READING TEXT -
Command the Children of Israel to bring clear olive oil, beaten for the light, so the menorah can burn continuously. (Shemos 27:20)
Life is but a parable. It has to be for important philosophical reasons, the main one being that G-d is Eternal and Infinite, and yet somehow we exist. Not only do we exist, but we even have free-will, which is pretty confusing considering that G-d’s will is Absolute.
There are answers for all of this, even some good enough to stop a person from going crazy figuring out the entire issue. Of course, no answer is 100%, meaning that it solves all the paradoxes perfectly, and to think otherwise would be to take the easy way out.
For many, over the millennia the philosophical questions have been strong enough and the answers weak enough to allow them to feel free to choose the path of the non-believer and even play the part of the heretic. For others, the lack of perfect intellectual understanding has always been understood as the result of a shortcoming of the human mind, and that it leaves room for man to have “faith” in G-d, the ultimate measure of ANY relationship.

STORED ROWS -
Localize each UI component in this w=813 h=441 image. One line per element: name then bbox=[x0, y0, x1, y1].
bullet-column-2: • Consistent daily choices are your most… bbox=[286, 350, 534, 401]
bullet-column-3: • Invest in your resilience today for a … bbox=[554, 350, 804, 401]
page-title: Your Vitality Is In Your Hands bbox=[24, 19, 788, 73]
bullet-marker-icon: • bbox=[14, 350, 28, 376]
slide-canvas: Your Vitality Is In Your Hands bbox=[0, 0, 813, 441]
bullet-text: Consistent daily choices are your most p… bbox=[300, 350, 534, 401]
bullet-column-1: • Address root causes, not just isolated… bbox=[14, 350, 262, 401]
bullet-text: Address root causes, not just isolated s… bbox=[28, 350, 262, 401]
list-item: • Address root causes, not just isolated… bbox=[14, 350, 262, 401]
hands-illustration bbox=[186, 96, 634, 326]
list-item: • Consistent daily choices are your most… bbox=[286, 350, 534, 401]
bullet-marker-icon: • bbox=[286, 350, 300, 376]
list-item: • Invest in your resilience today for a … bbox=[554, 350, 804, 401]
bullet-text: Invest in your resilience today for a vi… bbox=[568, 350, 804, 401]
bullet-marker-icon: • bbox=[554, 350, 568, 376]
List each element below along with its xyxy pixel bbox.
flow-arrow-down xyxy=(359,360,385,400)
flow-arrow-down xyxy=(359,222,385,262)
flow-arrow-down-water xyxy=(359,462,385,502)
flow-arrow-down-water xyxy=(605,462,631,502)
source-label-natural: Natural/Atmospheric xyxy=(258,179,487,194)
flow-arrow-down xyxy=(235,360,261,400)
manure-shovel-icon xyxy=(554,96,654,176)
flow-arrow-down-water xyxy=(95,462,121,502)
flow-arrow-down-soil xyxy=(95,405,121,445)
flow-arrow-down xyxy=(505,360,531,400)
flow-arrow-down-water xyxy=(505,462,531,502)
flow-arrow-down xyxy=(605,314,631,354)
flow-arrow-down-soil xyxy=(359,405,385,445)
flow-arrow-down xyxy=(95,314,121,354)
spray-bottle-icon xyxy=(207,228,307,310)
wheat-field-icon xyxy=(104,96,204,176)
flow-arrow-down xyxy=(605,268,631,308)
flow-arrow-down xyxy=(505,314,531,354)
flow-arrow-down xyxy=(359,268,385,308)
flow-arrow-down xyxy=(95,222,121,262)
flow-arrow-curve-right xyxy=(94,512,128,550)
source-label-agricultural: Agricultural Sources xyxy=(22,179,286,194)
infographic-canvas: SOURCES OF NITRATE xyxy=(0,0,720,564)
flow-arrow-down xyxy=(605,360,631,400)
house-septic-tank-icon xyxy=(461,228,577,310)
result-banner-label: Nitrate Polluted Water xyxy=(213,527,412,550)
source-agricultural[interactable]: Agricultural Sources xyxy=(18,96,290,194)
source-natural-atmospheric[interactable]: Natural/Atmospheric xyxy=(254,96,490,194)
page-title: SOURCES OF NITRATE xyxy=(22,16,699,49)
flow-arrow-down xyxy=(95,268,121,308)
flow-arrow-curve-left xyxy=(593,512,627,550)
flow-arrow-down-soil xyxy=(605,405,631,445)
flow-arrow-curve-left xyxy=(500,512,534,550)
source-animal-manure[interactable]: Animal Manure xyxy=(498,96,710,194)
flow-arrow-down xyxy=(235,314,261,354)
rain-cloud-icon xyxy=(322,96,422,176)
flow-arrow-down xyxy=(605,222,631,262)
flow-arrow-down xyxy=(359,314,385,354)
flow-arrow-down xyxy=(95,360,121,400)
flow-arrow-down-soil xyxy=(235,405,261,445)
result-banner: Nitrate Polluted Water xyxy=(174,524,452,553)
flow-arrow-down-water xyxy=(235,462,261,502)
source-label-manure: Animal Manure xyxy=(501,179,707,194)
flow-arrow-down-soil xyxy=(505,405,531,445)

PROBLEMS TO WORK ON -
A. List the qualities the commentary gives to G-d and to G-d's will in the paragraph beginning "Life is but a parable."
B. In the commentary, what is the olive oil to be beaten for?
C. Please transcribe the commentary starting with "Command the Children" and going on through "easy way out.".
The entries have no connection to the commentary.

RESULTS FOR THE EXERCISE -
A. Eternal, Infinite, Absolute

B. For the light.

C.
Command the Children of Israel to bring clear olive oil, beaten for the light, so the menorah can burn continuously. (Shemos 27:20)
Life is but a parable. It has to be for important philosophical reasons, the main one being that G-d is Eternal and Infinite, and yet somehow we exist. Not only do we exist, but we even have free-will, which is pretty confusing considering that G-d’s will is Absolute.
There are answers for all of this, even some good enough to stop a person from going crazy figuring out the entire issue. Of course, no answer is 100%, meaning that it solves all the paradoxes perfectly, and to think otherwise would be to take the easy way out.